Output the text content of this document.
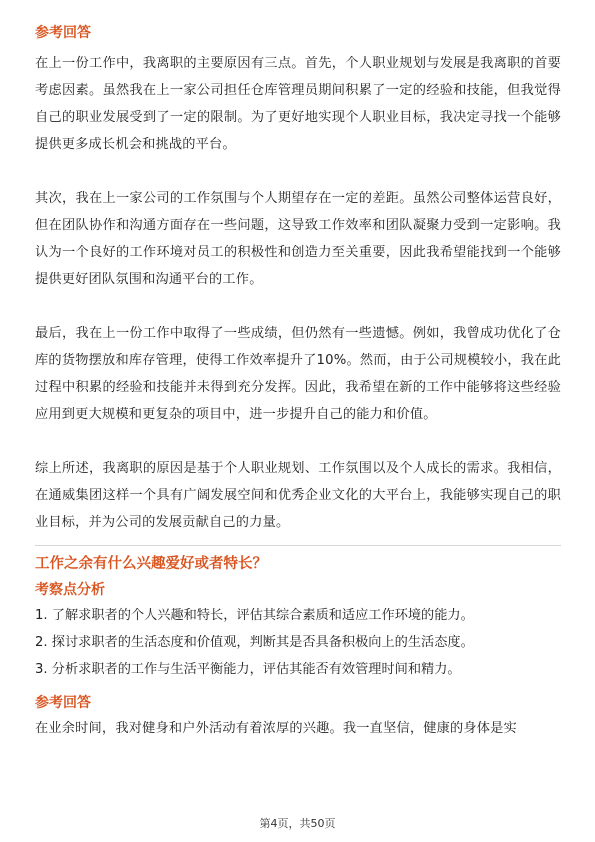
参考回答

在上一份工作中，我离职的主要原因有三点。首先，个人职业规划与发展是我离职的首要考虑因素。虽然我在上一家公司担任仓库管理员期间积累了一定的经验和技能，但我觉得自己的职业发展受到了一定的限制。为了更好地实现个人职业目标，我决定寻找一个能够提供更多成长机会和挑战的平台。

其次，我在上一家公司的工作氛围与个人期望存在一定的差距。虽然公司整体运营良好，但在团队协作和沟通方面存在一些问题，这导致工作效率和团队凝聚力受到一定影响。我认为一个良好的工作环境对员工的积极性和创造力至关重要，因此我希望能找到一个能够提供更好团队氛围和沟通平台的工作。

最后，我在上一份工作中取得了一些成绩，但仍然有一些遗憾。例如，我曾成功优化了仓库的货物摆放和库存管理，使得工作效率提升了10%。然而，由于公司规模较小，我在此过程中积累的经验和技能并未得到充分发挥。因此，我希望在新的工作中能够将这些经验应用到更大规模和更复杂的项目中，进一步提升自己的能力和价值。

综上所述，我离职的原因是基于个人职业规划、工作氛围以及个人成长的需求。我相信，在通威集团这样一个具有广阔发展空间和优秀企业文化的大平台上，我能够实现自己的职业目标，并为公司的发展贡献自己的力量。

工作之余有什么兴趣爱好或者特长？

考察点分析

1. 了解求职者的个人兴趣和特长，评估其综合素质和适应工作环境的能力。

2. 探讨求职者的生活态度和价值观，判断其是否具备积极向上的生活态度。

3. 分析求职者的工作与生活平衡能力，评估其能否有效管理时间和精力。

参考回答

在业余时间，我对健身和户外活动有着浓厚的兴趣。我一直坚信，健康的身体是实

第4页，共50页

________________________

**Task description:**
Leaving all pictures aside, quote each record exactly.

**Reply to the exercise:**
Output the text content of this document.
参考回答

在上一份工作中，我离职的主要原因有三点。首先，个人职业规划与发展是我离职的首要考虑因素。虽然我在上一家公司担任仓库管理员期间积累了一定的经验和技能，但我觉得自己的职业发展受到了一定的限制。为了更好地实现个人职业目标，我决定寻找一个能够提供更多成长机会和挑战的平台。

其次，我在上一家公司的工作氛围与个人期望存在一定的差距。虽然公司整体运营良好，但在团队协作和沟通方面存在一些问题，这导致工作效率和团队凝聚力受到一定影响。我认为一个良好的工作环境对员工的积极性和创造力至关重要，因此我希望能找到一个能够提供更好团队氛围和沟通平台的工作。

最后，我在上一份工作中取得了一些成绩，但仍然有一些遗憾。例如，我曾成功优化了仓库的货物摆放和库存管理，使得工作效率提升了10%。然而，由于公司规模较小，我在此过程中积累的经验和技能并未得到充分发挥。因此，我希望在新的工作中能够将这些经验应用到更大规模和更复杂的项目中，进一步提升自己的能力和价值。

综上所述，我离职的原因是基于个人职业规划、工作氛围以及个人成长的需求。我相信，在通威集团这样一个具有广阔发展空间和优秀企业文化的大平台上，我能够实现自己的职业目标，并为公司的发展贡献自己的力量。

工作之余有什么兴趣爱好或者特长？

考察点分析

1. 了解求职者的个人兴趣和特长，评估其综合素质和适应工作环境的能力。

2. 探讨求职者的生活态度和价值观，判断其是否具备积极向上的生活态度。

3. 分析求职者的工作与生活平衡能力，评估其能否有效管理时间和精力。

参考回答

在业余时间，我对健身和户外活动有着浓厚的兴趣。我一直坚信，健康的身体是实

第4页，共50页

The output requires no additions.